We also know there is a a tag within the div so we do the same thing with item.a to get that element. We then access the href property much like accessing a field in a dictionary via a['href']

Final Code

import requests as r
from bs4 import BeautifulSoup

def get_headlines()->list[tuple]:
	"""Get Headlines, Link Pairs from CNN"""
	url = 'https://www.cnn.com/politics'
	cnn_req = r.get(url, timeout=2) # Set up GET request to our target URL
	cnn_req.raise_for_status() # Raise an error if we don't get a 200
	
	html = cnn_req.text # Get the HTML from the response
	soup = BeautifulSoup(html) # Parse HTML into a easily navigable DOM tree
	data = soup.find_all('div', 'card') # Find the elements that contain the info we want
	
	items = [(item.span.get_text(), item.a['href']) for item in data] #grab the data from each element

return items

import json #just saving the results to a file. you don't have to do this
with open('some_file.json', 'w') as f:
	json.dump(get_headlines(), f, indent=4)

This is a pretty simple example but feel free to experiment here now that you have some of the basics down.

For something similar try and scrape the headline, link pairs on this page https://apnews.com/politics. Specifically you can look at the More Politics News sections. You will not have to re-write the entire code and should be able to plug in play with a couple of the variables we have already established to accomplish this task. You could even potentially figure out a way to make a couple of abstractions that would make this code work for both CNN and APNews.

Control Scraping

One of the main problems with the View Scraping technique is that we are bounded by what is actually loaded onto the .html that is returned to us. If only two elements are populated at request time we will only get those two elements. There is also a large amount of information returned because we are receiving all of the html data like style sheets, and elements we do not even care about.

However using what we know about the MVC paradigm we can often interact with the backends ourselves. Typically allowing us to efficiently grab the data we are looking for. Most of these endpoints will return a nice JSON object further enabling us to discover more information about certain items.

For this approach will need requests (and optionally glom)

Let's take a look at https://surfline.com and try and take some spot information.

Discovery

If you open up the "Maps" tab you will be redirected to something like https://www.surfline.com/surf-reports-forecasts-cams-map/@36.971492,-121.9486,12z We can see that this URL contains parameters representing latitude, longitude, and a zoom level.

When we try to just get the webpage we get a 403: Forbidden error.

Telling us that View based scraping will not get the job done here. Or at least might require some level of authorization to accomplish.

What we can do however is check out the network tab and look for any potential requests that might be carrying the data that we want. Turn recording on and hit refresh on the page to generate a list of requests that occur. Filter for Fetch/XHR. Optionally end the recording so that you don't get any further requests cluttering the screen.

» Stored rows:
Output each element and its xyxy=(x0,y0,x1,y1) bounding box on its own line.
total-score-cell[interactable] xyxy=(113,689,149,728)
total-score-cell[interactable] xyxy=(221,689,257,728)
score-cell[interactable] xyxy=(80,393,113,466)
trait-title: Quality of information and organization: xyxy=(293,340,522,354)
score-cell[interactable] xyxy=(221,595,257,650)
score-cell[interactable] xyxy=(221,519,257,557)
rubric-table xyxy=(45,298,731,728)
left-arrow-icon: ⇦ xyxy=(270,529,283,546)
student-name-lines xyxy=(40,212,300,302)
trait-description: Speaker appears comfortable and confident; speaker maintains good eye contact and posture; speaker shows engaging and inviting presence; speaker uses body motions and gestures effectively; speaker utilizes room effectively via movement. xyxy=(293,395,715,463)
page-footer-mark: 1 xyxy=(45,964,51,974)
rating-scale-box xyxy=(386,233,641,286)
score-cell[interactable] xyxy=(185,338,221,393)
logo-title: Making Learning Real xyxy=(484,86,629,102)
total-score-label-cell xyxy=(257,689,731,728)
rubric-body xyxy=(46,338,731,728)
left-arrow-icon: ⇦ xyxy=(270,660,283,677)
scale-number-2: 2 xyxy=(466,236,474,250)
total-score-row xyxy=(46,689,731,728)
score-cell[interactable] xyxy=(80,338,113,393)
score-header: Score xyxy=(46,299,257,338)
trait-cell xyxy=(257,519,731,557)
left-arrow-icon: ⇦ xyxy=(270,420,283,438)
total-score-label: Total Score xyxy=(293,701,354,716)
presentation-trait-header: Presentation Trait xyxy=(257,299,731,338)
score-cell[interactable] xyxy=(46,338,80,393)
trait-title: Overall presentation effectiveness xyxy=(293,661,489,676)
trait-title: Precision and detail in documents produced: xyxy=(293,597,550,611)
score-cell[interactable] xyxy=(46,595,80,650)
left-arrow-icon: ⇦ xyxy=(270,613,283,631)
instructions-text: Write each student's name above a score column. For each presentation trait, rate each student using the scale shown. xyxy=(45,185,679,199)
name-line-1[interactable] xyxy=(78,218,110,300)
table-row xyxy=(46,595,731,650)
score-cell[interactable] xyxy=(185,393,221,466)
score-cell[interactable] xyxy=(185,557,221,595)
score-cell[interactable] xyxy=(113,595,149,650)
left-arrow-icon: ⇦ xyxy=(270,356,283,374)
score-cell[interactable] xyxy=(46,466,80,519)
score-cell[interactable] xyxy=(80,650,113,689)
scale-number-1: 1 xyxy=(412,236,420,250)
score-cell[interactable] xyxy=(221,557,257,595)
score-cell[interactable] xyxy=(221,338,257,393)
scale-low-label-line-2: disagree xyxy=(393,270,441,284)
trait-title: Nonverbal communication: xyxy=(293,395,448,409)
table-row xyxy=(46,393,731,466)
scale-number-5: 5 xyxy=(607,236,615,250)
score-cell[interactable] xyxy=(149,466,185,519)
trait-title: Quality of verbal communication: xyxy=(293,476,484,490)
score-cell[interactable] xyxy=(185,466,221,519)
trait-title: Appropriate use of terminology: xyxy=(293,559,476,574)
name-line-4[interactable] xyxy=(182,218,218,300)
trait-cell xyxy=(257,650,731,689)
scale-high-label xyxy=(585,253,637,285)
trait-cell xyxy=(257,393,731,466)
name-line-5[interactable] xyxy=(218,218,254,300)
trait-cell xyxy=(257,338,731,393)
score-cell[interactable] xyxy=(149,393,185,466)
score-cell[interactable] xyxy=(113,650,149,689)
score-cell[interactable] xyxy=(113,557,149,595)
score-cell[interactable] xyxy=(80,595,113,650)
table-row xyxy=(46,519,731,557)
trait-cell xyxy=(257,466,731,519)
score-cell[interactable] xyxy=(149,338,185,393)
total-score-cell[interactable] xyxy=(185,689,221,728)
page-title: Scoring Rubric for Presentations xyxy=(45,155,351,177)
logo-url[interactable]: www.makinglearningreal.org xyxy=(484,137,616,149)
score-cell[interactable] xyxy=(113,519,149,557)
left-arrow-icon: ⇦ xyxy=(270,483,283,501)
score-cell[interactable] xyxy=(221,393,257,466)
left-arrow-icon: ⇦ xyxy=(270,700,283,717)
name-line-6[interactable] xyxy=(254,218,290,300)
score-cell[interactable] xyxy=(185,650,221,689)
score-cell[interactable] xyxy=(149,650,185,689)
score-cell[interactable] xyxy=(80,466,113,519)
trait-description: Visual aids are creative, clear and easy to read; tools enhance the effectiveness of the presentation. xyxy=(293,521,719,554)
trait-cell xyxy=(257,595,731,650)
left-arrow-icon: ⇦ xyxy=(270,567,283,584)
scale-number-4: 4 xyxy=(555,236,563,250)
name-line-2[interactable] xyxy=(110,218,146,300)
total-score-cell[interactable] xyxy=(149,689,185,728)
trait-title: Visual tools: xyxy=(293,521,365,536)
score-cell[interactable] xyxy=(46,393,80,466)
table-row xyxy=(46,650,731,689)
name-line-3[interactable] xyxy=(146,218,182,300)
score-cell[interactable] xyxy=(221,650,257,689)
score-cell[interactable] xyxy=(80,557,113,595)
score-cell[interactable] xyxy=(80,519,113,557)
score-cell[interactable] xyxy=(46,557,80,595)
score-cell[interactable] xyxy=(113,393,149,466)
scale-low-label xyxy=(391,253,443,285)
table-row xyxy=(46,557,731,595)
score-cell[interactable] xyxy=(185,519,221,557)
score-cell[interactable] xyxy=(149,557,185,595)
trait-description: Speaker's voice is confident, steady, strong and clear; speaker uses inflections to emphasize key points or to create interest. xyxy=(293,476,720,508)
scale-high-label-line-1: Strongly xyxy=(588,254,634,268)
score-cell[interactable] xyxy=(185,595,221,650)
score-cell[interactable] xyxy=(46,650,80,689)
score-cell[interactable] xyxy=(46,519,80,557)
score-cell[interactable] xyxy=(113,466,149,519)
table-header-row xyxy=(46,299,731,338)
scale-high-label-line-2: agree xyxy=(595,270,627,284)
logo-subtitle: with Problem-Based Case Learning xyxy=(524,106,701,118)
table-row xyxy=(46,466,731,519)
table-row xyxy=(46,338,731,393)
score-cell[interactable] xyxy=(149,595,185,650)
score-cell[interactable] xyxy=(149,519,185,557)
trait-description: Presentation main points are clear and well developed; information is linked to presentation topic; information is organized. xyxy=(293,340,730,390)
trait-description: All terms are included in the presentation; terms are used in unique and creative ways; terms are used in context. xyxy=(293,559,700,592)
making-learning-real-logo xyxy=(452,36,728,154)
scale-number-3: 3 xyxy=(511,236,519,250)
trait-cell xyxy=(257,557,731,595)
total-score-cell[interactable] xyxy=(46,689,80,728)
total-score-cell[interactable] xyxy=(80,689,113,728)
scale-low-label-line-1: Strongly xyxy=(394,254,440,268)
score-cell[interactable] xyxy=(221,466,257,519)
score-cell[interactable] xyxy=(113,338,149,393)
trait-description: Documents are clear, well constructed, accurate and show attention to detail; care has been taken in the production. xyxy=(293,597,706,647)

» Complete the following:
a) Translate this sentence from the web scraping tutorial into Spanish: "This is a pretty simple example but feel free to experiment here now that you have some of the basics down."
b) Write out every web address that appears in the web scraping tutorial.
c) Quote the web scraping tutorial word for word, starting at "If you open" and ending at "authorization to accomplish.".

» The solutions:
a) Este es un ejemplo bastante sencillo, pero siéntete libre de experimentar aquí ahora que ya dominas algunos de los conceptos básicos.

b)
- https://www.cnn.com/politics
- https://apnews.com/politics
- https://surfline.com
- https://www.surfline.com/surf-reports-forecasts-cams-map/@36.971492,-121.9486,12z

c)
If you open up the "Maps" tab you will be redirected to something like https://www.surfline.com/surf-reports-forecasts-cams-map/@36.971492,-121.9486,12z We can see that this URL contains parameters representing latitude, longitude, and a zoom level.

When we try to just get the webpage we get a 403: Forbidden error.

Telling us that View based scraping will not get the job done here. Or at least might require some level of authorization to accomplish.